* START Exercise materials *
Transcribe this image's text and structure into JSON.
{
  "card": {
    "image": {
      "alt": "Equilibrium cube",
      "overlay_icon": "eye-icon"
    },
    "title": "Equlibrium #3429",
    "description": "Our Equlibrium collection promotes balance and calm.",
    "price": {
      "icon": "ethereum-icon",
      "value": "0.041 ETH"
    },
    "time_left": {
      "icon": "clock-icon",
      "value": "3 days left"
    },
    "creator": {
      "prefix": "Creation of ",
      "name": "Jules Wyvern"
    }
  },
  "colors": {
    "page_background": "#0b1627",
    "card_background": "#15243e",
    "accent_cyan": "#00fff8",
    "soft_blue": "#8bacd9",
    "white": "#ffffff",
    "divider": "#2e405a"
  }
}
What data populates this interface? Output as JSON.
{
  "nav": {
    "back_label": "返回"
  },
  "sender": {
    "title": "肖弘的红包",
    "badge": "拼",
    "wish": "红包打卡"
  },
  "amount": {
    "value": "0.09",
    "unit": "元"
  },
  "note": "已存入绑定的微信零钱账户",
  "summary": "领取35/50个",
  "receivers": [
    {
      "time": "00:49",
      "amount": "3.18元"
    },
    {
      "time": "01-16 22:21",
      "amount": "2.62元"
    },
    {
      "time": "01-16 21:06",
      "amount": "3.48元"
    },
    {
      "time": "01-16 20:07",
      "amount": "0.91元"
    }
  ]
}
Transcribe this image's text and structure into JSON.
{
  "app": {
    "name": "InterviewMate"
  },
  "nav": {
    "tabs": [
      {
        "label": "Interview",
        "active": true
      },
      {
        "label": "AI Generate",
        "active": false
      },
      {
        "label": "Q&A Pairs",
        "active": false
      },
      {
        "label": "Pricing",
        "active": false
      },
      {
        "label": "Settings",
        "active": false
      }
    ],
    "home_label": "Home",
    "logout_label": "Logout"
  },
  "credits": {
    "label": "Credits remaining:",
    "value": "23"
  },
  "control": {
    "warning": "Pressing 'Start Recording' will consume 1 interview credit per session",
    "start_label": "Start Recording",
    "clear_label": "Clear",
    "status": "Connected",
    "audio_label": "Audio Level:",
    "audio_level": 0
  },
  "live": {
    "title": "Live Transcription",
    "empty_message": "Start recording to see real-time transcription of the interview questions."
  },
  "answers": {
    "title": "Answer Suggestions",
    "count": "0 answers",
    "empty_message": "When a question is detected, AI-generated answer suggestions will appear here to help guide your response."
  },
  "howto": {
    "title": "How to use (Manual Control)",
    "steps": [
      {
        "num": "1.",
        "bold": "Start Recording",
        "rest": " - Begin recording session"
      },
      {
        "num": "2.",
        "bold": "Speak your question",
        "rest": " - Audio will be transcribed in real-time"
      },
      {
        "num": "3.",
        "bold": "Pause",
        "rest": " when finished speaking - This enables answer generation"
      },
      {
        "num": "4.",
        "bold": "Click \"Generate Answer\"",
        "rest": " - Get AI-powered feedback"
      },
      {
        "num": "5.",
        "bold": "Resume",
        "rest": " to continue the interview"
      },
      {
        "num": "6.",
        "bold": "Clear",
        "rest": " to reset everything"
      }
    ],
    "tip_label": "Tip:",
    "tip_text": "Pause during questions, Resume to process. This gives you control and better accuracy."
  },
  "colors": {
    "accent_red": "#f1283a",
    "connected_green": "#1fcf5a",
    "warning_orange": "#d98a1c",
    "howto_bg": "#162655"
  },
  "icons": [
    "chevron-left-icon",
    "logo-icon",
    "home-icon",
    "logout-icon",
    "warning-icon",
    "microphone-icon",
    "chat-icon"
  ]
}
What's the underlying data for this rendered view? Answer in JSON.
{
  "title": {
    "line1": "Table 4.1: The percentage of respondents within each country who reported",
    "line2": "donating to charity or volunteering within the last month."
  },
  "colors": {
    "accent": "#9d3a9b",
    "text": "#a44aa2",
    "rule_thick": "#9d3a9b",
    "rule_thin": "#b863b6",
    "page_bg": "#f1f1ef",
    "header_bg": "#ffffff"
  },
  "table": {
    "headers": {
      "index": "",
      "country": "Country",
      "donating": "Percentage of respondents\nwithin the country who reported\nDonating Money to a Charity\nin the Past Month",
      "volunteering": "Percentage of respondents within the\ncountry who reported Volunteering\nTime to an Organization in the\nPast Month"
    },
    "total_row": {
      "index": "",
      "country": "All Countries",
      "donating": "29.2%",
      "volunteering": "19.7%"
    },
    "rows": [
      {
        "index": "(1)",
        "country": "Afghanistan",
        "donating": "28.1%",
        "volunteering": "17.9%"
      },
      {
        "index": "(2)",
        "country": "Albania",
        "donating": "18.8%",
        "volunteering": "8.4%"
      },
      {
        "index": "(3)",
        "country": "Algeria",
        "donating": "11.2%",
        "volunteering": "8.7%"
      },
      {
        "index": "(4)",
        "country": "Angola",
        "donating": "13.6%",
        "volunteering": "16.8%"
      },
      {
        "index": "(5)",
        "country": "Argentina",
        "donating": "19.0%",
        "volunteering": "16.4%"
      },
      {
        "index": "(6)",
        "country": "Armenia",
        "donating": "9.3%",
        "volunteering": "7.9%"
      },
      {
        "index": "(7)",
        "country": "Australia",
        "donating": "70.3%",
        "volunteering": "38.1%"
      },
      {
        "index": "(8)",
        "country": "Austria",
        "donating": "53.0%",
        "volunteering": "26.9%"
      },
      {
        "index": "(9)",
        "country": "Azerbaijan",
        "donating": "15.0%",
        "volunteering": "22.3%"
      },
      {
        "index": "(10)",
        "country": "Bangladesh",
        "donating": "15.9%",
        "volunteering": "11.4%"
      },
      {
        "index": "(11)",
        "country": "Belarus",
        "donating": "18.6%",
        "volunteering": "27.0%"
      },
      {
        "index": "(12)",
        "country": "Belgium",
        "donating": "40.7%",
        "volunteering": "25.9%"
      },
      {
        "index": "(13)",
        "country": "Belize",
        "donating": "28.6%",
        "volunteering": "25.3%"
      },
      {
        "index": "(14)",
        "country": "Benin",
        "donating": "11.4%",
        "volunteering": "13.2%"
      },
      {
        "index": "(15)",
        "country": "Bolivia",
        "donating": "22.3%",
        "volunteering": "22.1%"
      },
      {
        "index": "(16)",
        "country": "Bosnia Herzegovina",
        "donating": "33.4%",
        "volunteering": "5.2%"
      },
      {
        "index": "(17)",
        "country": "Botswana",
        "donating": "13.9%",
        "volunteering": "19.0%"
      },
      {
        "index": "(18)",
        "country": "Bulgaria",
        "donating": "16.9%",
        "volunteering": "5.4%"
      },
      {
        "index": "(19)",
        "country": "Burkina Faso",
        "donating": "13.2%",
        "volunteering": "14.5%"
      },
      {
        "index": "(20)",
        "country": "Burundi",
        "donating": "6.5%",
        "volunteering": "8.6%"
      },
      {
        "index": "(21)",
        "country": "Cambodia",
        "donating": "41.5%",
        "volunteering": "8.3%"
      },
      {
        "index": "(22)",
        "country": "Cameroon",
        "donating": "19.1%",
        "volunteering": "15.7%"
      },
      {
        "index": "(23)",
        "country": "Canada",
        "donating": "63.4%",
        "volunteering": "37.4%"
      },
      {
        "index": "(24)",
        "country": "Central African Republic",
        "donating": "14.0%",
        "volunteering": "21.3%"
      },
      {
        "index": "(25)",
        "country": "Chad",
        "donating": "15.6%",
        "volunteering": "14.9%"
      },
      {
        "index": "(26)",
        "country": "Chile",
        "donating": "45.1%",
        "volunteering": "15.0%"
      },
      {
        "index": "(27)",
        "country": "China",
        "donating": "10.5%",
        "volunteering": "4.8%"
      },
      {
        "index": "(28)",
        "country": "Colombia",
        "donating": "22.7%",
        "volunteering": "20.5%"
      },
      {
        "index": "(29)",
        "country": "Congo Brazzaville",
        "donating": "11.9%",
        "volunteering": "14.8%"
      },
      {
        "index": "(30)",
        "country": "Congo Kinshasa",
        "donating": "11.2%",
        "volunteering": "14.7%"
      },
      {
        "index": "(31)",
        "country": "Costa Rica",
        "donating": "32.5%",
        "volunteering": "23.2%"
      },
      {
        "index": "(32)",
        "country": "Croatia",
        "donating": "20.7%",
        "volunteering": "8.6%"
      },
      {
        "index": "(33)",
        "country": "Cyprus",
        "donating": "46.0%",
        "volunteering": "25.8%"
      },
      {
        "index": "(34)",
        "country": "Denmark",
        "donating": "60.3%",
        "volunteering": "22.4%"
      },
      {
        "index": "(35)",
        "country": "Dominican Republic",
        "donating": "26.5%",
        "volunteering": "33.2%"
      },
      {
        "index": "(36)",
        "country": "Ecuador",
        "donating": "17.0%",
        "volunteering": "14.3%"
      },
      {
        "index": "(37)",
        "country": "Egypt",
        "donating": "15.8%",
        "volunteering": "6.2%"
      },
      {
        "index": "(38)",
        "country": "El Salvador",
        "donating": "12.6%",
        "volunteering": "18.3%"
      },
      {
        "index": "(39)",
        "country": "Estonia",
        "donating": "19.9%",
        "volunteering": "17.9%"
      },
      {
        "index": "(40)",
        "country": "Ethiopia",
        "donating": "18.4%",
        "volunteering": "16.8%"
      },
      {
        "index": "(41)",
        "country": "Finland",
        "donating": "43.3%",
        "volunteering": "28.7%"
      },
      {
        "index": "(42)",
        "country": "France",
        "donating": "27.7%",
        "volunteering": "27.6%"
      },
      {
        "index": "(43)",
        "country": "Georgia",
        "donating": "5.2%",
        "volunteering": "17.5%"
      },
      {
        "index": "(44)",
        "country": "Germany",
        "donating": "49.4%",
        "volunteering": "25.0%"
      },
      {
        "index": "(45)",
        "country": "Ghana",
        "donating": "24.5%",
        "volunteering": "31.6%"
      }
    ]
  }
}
* END Exercise materials *
Return only those lines of the records that contain the string "questions".

- [Reply to the exercise]:
    "empty_message": "Start recording to see real-time transcription of the interview questions."
    "tip_text": "Pause during questions, Resume to process. This gives you control and better accuracy."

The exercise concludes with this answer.